Record list:
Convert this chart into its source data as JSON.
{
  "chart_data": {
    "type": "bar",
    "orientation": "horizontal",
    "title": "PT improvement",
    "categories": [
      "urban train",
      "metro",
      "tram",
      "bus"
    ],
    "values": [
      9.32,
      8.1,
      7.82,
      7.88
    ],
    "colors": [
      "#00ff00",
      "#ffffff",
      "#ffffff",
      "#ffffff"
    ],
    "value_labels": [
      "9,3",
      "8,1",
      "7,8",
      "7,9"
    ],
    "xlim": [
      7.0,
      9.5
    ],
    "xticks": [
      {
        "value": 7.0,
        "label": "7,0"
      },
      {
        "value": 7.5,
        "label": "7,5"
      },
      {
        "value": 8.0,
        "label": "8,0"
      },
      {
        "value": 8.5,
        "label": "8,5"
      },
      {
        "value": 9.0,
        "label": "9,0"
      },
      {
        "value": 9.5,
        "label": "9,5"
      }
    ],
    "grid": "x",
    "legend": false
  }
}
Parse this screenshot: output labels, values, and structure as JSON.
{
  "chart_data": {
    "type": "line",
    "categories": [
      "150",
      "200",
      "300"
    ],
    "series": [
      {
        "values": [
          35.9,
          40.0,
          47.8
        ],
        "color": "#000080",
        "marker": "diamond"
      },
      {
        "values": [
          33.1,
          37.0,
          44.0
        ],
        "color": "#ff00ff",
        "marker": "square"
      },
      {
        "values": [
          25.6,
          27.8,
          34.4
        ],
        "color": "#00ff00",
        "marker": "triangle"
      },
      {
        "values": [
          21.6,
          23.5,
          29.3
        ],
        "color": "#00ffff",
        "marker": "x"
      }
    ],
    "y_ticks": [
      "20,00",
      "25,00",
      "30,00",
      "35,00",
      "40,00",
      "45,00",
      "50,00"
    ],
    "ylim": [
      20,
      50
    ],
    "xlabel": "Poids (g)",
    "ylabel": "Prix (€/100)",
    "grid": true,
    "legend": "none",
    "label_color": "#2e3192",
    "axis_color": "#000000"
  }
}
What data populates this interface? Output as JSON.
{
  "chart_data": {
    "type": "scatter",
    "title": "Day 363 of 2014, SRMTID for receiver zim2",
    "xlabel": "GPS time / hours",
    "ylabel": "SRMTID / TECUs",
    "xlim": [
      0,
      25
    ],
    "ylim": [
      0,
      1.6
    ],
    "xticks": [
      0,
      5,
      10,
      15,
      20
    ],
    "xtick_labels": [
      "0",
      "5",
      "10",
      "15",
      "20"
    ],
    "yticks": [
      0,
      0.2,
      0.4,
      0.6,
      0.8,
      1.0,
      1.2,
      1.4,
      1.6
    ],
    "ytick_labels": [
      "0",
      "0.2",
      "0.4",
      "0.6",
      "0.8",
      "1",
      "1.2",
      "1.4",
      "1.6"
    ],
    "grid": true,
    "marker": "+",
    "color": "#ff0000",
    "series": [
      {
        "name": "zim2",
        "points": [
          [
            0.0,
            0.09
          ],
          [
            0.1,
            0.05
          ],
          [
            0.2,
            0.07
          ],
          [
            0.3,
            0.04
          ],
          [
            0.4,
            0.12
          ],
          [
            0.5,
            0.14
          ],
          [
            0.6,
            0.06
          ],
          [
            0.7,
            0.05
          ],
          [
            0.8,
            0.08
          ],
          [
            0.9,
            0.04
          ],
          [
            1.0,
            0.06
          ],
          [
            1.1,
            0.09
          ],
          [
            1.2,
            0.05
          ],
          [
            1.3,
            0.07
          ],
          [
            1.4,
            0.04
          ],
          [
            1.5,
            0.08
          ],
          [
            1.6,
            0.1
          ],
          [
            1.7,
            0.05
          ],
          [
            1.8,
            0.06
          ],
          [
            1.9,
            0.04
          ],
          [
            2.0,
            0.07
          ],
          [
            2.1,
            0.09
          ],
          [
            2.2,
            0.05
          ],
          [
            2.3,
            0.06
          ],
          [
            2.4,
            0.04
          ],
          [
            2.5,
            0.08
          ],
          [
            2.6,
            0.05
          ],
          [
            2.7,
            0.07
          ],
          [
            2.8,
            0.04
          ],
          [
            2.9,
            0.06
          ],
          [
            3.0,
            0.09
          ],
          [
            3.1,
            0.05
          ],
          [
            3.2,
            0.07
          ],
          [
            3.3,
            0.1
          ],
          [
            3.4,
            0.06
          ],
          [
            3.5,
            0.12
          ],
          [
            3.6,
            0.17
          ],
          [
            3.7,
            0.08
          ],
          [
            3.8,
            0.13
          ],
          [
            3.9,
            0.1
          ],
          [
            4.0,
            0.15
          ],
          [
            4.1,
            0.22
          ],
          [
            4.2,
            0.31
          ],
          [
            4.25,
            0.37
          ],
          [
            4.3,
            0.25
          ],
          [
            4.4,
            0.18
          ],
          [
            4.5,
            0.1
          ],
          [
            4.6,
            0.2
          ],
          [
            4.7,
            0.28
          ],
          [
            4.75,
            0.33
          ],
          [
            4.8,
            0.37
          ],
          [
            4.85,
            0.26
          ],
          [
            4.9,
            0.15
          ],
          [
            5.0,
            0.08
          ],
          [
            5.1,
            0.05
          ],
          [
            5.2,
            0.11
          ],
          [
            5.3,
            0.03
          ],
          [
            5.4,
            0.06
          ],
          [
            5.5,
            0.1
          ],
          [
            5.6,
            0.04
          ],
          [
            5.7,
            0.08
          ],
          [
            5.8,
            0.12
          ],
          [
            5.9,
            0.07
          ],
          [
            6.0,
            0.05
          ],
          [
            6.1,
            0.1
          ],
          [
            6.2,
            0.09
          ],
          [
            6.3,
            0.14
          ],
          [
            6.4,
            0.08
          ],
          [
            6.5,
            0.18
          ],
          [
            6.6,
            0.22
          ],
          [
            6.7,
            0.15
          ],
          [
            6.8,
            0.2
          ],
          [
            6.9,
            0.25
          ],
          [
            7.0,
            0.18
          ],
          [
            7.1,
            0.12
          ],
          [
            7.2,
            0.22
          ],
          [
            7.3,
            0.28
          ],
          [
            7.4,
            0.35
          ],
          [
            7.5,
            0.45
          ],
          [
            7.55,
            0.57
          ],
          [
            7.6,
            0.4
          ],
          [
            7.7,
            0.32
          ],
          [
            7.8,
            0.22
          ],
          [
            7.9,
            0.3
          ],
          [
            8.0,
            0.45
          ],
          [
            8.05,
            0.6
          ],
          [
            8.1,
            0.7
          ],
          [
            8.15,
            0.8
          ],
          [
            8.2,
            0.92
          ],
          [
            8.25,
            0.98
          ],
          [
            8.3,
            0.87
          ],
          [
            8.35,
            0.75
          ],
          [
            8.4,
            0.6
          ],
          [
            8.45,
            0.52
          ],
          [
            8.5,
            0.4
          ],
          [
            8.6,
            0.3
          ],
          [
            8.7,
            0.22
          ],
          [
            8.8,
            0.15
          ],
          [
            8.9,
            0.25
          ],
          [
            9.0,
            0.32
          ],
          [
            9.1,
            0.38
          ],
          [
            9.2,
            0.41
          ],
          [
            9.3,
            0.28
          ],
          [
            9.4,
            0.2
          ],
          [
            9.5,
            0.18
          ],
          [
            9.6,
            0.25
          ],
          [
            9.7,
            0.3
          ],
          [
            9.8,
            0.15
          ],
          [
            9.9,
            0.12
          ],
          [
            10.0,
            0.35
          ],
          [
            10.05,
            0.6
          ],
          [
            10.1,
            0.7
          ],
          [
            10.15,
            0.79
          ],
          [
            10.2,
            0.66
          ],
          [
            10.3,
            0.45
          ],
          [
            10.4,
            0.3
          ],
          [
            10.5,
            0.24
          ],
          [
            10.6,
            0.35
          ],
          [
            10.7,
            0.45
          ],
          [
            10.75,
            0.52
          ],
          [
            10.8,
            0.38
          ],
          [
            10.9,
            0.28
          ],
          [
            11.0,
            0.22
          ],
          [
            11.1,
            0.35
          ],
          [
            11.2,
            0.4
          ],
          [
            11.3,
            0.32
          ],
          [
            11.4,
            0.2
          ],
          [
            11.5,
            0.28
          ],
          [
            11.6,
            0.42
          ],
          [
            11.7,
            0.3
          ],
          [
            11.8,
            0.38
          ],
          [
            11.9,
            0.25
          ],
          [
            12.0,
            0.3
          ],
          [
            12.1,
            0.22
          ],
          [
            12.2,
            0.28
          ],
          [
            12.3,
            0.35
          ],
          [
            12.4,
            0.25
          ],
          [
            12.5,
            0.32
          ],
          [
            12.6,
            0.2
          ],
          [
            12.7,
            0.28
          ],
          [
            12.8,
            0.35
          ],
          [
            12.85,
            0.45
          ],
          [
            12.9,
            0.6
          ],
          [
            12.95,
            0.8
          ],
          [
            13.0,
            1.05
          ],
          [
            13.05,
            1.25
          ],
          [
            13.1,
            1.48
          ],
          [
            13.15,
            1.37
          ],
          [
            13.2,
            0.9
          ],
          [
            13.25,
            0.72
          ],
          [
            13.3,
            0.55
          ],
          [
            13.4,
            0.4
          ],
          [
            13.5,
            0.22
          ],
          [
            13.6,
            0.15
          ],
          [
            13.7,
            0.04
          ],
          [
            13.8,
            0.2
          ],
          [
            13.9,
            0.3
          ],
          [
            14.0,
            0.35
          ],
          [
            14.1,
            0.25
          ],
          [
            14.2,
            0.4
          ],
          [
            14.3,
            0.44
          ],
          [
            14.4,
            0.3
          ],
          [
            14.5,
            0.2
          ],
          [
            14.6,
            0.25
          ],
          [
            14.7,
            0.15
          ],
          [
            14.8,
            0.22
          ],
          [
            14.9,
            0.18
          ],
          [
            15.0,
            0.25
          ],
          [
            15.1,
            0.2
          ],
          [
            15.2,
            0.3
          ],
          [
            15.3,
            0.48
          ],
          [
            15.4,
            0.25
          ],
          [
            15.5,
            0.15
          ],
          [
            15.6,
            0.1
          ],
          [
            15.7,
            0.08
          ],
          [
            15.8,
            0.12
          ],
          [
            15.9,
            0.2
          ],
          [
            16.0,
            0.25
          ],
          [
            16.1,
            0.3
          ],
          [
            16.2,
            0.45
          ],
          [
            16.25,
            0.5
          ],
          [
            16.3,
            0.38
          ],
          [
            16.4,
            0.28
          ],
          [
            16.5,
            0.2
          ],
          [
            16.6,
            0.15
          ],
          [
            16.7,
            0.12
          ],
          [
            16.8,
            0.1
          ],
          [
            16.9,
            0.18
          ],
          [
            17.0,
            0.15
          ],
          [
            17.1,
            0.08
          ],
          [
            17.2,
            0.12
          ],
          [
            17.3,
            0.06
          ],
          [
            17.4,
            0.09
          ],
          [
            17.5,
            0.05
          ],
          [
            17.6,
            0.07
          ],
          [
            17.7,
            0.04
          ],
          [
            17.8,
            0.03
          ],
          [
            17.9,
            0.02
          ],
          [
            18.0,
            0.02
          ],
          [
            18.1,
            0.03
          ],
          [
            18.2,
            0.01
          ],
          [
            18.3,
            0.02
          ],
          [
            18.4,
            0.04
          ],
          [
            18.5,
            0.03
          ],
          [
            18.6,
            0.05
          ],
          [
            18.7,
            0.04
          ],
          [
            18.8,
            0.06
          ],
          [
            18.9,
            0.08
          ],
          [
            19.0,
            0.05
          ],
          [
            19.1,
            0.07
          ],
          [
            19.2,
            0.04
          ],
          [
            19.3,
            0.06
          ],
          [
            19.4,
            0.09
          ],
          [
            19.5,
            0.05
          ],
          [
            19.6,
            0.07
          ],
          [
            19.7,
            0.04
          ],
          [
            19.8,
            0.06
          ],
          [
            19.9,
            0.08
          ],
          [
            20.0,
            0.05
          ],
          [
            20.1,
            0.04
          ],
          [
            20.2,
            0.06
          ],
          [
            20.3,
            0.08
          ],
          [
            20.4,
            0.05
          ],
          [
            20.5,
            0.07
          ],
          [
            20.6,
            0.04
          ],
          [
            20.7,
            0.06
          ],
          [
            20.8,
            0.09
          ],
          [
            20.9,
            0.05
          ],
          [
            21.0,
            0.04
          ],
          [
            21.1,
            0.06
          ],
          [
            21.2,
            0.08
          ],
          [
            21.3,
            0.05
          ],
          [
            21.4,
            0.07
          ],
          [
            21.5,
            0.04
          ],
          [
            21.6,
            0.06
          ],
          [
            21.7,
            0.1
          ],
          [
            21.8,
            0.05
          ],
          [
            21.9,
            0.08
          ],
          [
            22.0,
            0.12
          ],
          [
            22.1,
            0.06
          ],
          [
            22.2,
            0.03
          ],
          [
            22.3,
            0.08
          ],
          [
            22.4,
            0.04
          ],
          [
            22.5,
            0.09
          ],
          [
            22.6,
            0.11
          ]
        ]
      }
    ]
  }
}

What to work on: In the records, locate each line holding the string "SRMTID" and copy it.

The response:
    "title": "Day 363 of 2014, SRMTID for receiver zim2",
    "ylabel": "SRMTID / TECUs",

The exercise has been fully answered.